:: THE PROBLEM ::
Scan the material below for the string "JSON", and copy every line where it shows up.

# # # # #

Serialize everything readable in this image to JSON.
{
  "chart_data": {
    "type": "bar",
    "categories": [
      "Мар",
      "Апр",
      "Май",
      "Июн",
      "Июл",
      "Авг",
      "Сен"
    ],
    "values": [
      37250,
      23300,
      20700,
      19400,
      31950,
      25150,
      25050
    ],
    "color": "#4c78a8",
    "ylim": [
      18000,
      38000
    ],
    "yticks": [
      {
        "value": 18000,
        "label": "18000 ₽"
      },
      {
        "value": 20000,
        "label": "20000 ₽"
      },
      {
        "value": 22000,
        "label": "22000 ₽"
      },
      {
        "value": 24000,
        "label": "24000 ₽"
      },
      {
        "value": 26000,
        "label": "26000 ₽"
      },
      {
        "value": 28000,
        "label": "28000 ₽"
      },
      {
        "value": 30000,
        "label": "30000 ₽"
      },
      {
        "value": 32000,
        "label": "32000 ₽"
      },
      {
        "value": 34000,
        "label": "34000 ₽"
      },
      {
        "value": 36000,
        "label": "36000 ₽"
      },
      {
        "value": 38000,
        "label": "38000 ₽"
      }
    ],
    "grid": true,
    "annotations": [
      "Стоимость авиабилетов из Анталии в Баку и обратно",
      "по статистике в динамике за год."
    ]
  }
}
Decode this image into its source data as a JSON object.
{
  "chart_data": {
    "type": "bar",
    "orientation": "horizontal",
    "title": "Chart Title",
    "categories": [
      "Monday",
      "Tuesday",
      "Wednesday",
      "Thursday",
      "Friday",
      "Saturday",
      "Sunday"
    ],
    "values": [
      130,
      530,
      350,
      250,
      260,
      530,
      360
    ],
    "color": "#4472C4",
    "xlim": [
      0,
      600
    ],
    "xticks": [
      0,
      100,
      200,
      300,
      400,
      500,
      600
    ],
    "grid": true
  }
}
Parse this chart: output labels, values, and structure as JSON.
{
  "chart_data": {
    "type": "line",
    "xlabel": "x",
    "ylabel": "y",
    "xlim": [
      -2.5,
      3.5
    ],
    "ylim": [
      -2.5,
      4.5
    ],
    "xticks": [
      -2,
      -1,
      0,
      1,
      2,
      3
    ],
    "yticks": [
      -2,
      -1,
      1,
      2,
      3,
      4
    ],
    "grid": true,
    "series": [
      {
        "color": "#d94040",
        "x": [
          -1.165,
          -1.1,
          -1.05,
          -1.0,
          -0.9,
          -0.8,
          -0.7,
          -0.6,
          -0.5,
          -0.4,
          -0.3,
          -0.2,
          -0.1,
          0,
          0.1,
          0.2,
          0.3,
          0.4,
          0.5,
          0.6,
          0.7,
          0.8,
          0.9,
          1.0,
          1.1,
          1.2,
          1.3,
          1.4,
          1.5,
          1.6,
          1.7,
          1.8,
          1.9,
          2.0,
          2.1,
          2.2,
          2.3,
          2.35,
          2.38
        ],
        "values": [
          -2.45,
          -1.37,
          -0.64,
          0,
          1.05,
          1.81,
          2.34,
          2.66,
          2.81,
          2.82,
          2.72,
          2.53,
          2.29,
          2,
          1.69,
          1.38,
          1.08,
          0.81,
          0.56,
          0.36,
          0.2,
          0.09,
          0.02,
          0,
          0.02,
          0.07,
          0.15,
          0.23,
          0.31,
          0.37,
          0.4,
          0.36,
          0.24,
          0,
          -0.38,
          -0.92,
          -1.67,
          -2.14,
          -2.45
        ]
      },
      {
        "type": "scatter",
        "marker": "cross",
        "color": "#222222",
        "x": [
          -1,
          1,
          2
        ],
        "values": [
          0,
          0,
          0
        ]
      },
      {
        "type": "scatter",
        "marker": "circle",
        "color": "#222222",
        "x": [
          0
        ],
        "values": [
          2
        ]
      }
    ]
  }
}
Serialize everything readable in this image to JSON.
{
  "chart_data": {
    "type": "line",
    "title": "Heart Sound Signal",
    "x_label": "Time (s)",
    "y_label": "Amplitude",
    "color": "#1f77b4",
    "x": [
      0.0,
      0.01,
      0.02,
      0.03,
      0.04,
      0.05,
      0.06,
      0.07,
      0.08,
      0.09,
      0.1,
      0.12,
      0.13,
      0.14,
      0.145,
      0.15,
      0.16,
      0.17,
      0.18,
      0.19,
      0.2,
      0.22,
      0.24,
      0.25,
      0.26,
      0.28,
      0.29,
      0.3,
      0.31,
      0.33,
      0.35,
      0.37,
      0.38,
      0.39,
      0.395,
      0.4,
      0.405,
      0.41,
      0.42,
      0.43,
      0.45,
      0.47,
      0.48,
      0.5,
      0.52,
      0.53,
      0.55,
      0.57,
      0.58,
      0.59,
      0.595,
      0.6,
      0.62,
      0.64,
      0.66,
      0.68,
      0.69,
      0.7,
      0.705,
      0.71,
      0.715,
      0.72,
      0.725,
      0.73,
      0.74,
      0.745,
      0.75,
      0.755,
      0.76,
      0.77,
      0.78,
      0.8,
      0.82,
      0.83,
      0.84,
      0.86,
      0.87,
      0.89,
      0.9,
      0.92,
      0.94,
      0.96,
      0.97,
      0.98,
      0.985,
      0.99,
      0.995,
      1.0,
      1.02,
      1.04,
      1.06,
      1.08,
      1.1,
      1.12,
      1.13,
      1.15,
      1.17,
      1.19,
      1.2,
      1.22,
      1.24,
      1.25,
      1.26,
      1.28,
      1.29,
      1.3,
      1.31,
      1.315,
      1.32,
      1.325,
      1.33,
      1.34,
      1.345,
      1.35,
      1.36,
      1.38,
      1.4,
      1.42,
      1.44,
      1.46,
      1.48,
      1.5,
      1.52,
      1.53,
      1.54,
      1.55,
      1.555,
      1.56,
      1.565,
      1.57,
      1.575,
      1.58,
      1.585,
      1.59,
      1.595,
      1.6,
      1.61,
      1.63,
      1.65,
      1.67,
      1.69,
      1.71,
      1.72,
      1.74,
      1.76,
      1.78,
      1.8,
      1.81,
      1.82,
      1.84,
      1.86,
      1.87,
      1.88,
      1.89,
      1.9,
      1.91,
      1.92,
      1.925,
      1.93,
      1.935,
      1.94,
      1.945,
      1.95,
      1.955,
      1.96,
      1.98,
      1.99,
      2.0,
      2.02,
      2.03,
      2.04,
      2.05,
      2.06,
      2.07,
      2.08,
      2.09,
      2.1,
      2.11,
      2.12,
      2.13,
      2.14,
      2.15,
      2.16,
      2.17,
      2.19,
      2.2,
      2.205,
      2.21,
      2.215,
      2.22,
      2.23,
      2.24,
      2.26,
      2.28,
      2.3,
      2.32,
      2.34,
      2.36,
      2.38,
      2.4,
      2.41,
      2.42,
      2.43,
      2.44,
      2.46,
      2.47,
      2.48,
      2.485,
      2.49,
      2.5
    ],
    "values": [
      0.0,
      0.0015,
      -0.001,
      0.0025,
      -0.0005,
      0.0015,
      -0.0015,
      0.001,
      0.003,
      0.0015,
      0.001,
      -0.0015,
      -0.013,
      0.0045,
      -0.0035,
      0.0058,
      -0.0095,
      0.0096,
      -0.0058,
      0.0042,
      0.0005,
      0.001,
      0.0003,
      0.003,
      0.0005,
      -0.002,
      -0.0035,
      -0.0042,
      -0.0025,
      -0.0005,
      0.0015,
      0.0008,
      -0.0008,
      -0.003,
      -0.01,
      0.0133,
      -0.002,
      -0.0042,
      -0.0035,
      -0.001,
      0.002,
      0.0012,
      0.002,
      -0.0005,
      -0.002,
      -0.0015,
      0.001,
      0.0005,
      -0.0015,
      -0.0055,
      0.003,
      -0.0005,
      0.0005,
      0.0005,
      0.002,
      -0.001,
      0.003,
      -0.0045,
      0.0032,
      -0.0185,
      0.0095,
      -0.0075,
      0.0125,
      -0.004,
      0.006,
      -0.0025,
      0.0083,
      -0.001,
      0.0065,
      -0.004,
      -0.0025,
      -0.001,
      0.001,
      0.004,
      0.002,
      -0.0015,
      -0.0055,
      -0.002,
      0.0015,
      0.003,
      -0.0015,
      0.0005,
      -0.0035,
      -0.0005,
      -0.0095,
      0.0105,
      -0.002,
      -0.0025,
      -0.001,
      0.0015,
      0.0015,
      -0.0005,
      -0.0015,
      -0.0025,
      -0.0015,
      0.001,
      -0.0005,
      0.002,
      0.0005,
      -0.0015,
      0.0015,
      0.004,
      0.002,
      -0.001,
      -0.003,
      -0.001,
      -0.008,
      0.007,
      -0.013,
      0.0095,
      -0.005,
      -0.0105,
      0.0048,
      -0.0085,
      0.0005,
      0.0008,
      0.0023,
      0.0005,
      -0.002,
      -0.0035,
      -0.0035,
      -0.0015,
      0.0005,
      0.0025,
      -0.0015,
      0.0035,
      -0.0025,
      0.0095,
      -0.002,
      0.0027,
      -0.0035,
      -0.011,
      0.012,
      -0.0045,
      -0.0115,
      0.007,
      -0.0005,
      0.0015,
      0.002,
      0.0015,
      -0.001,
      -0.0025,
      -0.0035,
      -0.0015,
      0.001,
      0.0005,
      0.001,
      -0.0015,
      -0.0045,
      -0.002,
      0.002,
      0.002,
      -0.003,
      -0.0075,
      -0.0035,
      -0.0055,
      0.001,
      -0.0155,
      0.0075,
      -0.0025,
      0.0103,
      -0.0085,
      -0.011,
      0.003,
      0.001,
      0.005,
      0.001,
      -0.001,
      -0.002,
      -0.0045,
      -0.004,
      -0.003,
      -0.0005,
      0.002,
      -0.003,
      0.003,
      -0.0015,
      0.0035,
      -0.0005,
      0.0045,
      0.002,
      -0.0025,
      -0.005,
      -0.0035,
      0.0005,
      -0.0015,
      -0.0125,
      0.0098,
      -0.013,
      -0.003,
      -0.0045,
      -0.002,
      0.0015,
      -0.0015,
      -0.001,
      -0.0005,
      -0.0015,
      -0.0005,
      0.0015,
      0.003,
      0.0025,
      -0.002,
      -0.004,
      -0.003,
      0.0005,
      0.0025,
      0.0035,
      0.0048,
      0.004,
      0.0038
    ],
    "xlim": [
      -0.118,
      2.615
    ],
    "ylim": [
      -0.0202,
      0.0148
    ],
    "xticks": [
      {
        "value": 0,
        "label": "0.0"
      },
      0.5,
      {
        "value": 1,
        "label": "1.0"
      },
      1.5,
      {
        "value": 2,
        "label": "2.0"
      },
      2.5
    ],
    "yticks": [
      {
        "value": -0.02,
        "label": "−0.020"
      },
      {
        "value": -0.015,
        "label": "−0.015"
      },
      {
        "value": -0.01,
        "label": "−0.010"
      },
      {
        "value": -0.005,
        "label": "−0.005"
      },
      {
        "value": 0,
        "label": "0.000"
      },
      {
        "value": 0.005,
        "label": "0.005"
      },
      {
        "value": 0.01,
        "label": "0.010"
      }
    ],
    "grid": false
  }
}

# # # # #

:: TASK ANSWER ::
Serialize everything readable in this image to JSON.
Decode this image into its source data as a JSON object.
Parse this chart: output labels, values, and structure as JSON.
Serialize everything readable in this image to JSON.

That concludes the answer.